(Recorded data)

◇ ◇ ◇ ◇ ◇ ◇ ◇

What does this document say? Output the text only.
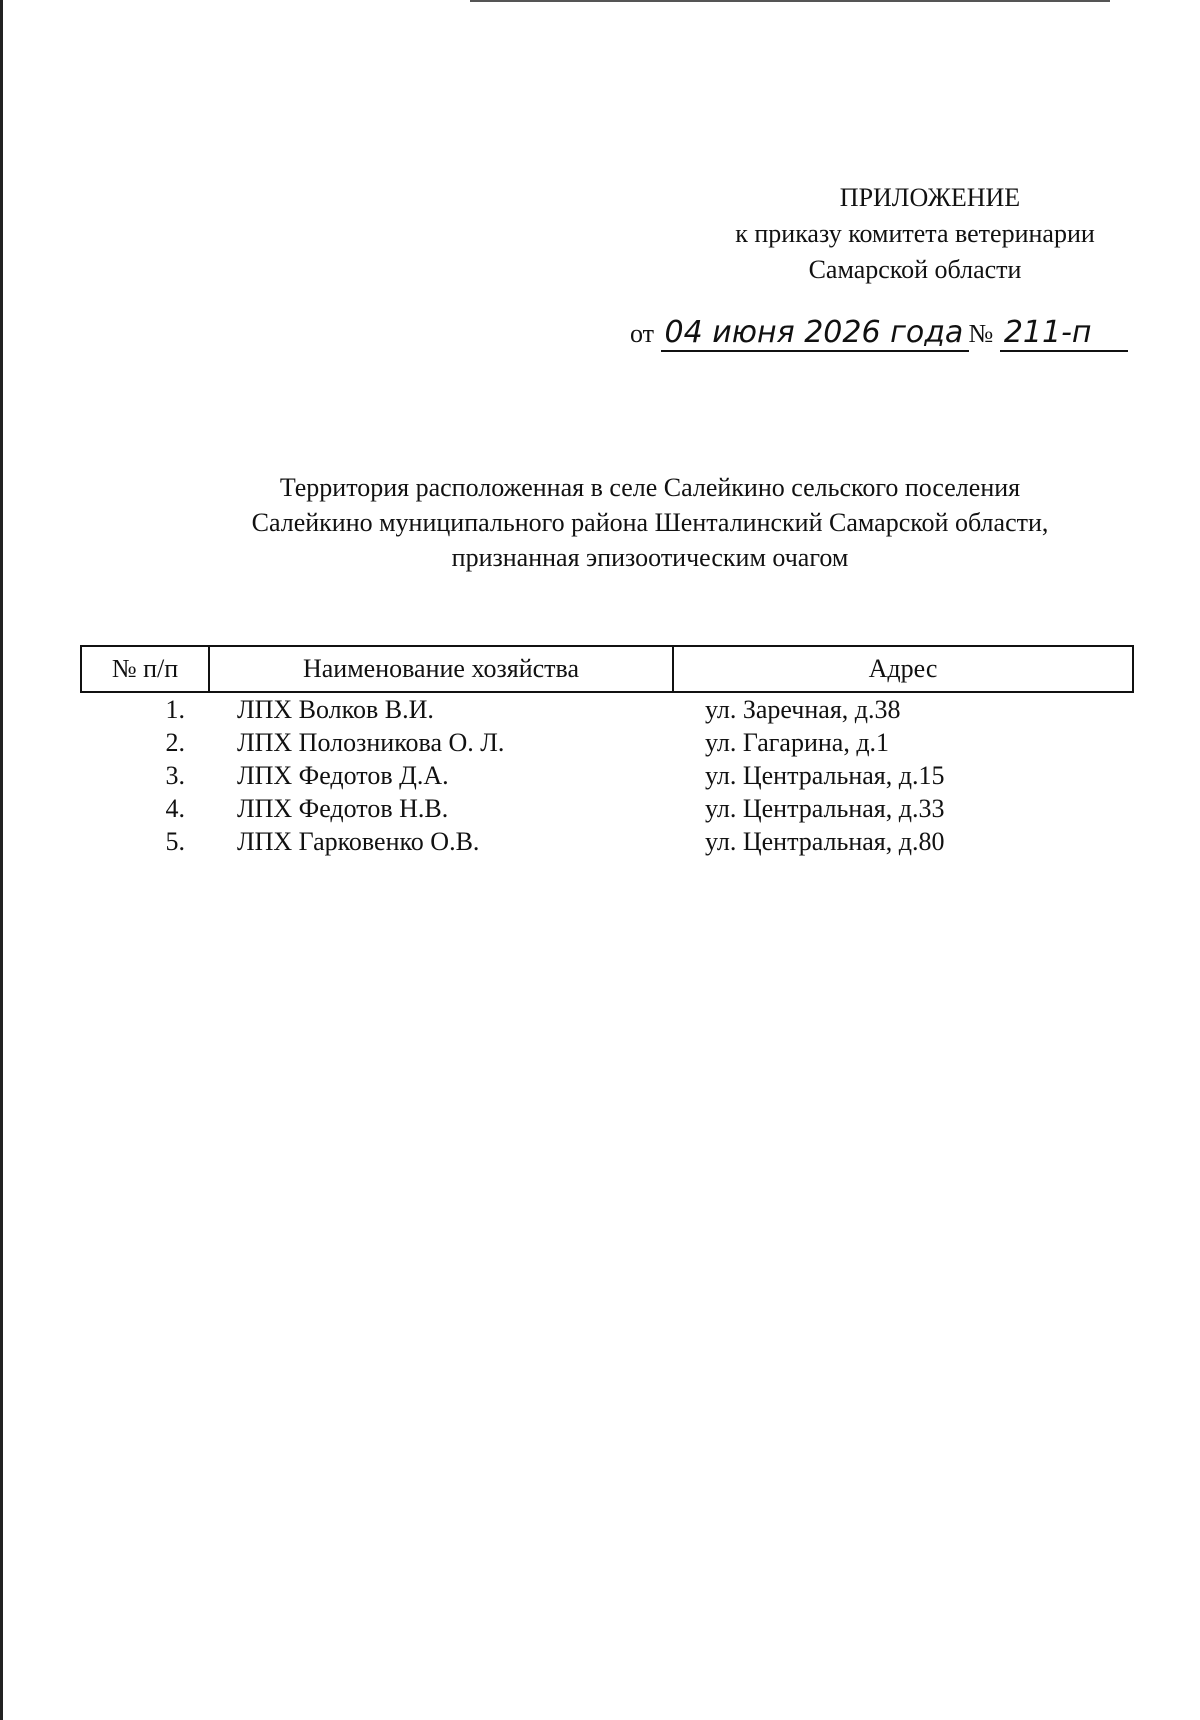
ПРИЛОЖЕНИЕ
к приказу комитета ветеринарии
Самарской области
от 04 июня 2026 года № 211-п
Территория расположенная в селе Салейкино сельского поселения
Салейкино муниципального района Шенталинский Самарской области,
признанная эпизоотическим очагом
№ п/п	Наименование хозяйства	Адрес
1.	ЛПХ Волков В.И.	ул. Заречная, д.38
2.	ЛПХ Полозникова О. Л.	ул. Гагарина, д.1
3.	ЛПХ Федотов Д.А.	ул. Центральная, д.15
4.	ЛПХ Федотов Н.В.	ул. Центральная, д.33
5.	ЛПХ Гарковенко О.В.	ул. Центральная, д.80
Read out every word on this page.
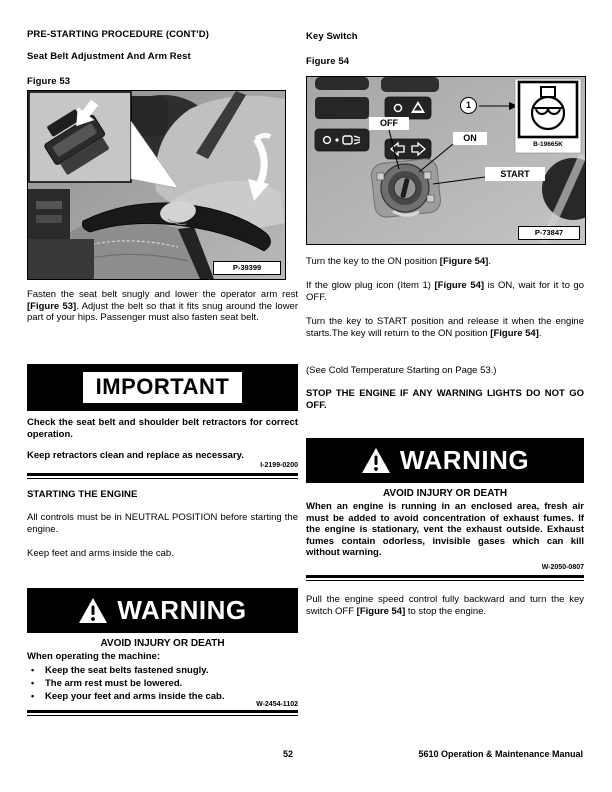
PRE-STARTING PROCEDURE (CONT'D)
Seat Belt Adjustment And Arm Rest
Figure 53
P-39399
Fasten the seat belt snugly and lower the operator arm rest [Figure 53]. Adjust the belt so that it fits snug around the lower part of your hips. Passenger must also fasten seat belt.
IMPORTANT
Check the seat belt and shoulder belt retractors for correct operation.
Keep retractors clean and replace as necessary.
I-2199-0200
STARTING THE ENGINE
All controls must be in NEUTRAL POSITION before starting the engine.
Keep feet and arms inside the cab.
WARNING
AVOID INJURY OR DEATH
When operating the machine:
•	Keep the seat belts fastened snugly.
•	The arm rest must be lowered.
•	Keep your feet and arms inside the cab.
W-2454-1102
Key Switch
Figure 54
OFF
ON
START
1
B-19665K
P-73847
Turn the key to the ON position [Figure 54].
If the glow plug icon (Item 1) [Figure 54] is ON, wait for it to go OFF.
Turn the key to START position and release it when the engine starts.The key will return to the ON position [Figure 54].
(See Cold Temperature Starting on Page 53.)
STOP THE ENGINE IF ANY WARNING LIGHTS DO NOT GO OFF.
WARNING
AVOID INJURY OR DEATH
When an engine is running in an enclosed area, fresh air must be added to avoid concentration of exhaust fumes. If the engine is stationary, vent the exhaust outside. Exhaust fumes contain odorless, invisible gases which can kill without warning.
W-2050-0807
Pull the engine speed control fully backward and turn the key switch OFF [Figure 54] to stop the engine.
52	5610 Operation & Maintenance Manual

◇ ◇ ◇ ◇ ◇ ◇ ◇

__Your objective__:
Find every line that has "inside" in it, then return those lines.

__Written solution__:
Keep feet and arms inside the cab.
•	Keep your feet and arms inside the cab.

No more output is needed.